━━━ Exercise materials ━━━

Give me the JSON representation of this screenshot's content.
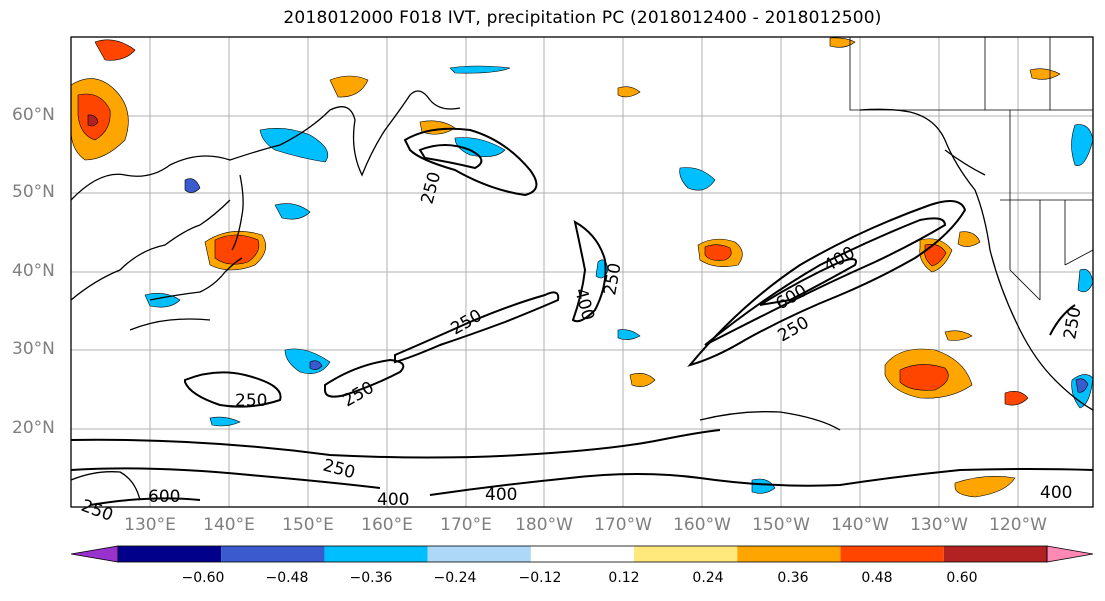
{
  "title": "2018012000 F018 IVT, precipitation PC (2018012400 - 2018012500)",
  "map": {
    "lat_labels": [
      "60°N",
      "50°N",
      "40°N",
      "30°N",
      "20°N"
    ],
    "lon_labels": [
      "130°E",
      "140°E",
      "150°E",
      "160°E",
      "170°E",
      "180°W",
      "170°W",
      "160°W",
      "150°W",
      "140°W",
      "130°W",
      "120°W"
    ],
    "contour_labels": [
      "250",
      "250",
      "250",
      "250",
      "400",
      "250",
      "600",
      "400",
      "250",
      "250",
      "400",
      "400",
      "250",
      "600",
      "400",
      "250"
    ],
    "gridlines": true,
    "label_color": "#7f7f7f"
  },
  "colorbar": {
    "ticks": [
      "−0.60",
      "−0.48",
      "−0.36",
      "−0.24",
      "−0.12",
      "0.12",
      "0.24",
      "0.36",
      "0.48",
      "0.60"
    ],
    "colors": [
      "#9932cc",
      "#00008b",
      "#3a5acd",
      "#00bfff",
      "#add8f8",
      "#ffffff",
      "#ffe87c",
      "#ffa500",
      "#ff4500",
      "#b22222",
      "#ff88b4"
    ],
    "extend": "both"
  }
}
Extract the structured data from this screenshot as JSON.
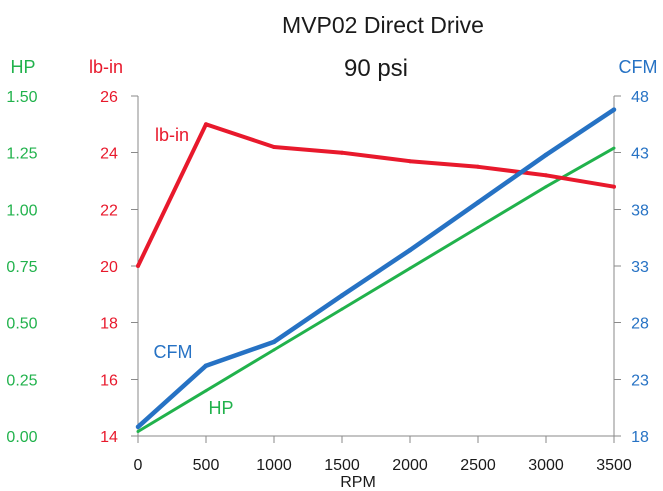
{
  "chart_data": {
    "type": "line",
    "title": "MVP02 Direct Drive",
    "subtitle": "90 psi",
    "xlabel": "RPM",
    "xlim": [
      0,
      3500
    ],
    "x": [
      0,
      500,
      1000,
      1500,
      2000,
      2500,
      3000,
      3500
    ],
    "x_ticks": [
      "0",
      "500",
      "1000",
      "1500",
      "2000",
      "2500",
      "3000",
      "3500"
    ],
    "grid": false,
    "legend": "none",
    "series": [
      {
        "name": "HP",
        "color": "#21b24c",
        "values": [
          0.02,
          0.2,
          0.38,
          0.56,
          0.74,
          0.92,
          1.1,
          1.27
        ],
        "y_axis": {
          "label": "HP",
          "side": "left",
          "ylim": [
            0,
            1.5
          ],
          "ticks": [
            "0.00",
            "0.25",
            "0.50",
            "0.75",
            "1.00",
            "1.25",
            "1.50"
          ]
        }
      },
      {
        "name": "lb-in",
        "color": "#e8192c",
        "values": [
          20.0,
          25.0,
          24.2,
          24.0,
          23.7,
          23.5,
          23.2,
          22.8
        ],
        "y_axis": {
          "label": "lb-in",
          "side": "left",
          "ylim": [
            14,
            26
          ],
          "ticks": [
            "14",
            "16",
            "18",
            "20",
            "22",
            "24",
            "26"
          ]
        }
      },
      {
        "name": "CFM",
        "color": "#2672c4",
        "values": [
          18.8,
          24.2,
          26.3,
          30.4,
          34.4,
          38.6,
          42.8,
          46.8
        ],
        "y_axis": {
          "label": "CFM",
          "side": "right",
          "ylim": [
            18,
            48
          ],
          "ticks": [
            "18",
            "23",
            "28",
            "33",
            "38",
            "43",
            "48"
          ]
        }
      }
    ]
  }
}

━━━

Using the material above, retype each entry exactly and omit the pictures.

# [The answer]
Give me the JSON representation of this screenshot's content.
{
  "title": "2018012000 F018 IVT, precipitation PC (2018012400 - 2018012500)",
  "map": {
    "lat_labels": [
      "60°N",
      "50°N",
      "40°N",
      "30°N",
      "20°N"
    ],
    "lon_labels": [
      "130°E",
      "140°E",
      "150°E",
      "160°E",
      "170°E",
      "180°W",
      "170°W",
      "160°W",
      "150°W",
      "140°W",
      "130°W",
      "120°W"
    ],
    "contour_labels": [
      "250",
      "250",
      "250",
      "250",
      "400",
      "250",
      "600",
      "400",
      "250",
      "250",
      "400",
      "400",
      "250",
      "600",
      "400",
      "250"
    ],
    "gridlines": true,
    "label_color": "#7f7f7f"
  },
  "colorbar": {
    "ticks": [
      "−0.60",
      "−0.48",
      "−0.36",
      "−0.24",
      "−0.12",
      "0.12",
      "0.24",
      "0.36",
      "0.48",
      "0.60"
    ],
    "colors": [
      "#9932cc",
      "#00008b",
      "#3a5acd",
      "#00bfff",
      "#add8f8",
      "#ffffff",
      "#ffe87c",
      "#ffa500",
      "#ff4500",
      "#b22222",
      "#ff88b4"
    ],
    "extend": "both"
  }
}
Extract the structured data from this screenshot as JSON.
{
  "chart_data": {
    "type": "line",
    "title": "MVP02 Direct Drive",
    "subtitle": "90 psi",
    "xlabel": "RPM",
    "xlim": [
      0,
      3500
    ],
    "x": [
      0,
      500,
      1000,
      1500,
      2000,
      2500,
      3000,
      3500
    ],
    "x_ticks": [
      "0",
      "500",
      "1000",
      "1500",
      "2000",
      "2500",
      "3000",
      "3500"
    ],
    "grid": false,
    "legend": "none",
    "series": [
      {
        "name": "HP",
        "color": "#21b24c",
        "values": [
          0.02,
          0.2,
          0.38,
          0.56,
          0.74,
          0.92,
          1.1,
          1.27
        ],
        "y_axis": {
          "label": "HP",
          "side": "left",
          "ylim": [
            0,
            1.5
          ],
          "ticks": [
            "0.00",
            "0.25",
            "0.50",
            "0.75",
            "1.00",
            "1.25",
            "1.50"
          ]
        }
      },
      {
        "name": "lb-in",
        "color": "#e8192c",
        "values": [
          20.0,
          25.0,
          24.2,
          24.0,
          23.7,
          23.5,
          23.2,
          22.8
        ],
        "y_axis": {
          "label": "lb-in",
          "side": "left",
          "ylim": [
            14,
            26
          ],
          "ticks": [
            "14",
            "16",
            "18",
            "20",
            "22",
            "24",
            "26"
          ]
        }
      },
      {
        "name": "CFM",
        "color": "#2672c4",
        "values": [
          18.8,
          24.2,
          26.3,
          30.4,
          34.4,
          38.6,
          42.8,
          46.8
        ],
        "y_axis": {
          "label": "CFM",
          "side": "right",
          "ylim": [
            18,
            48
          ],
          "ticks": [
            "18",
            "23",
            "28",
            "33",
            "38",
            "43",
            "48"
          ]
        }
      }
    ]
  }
}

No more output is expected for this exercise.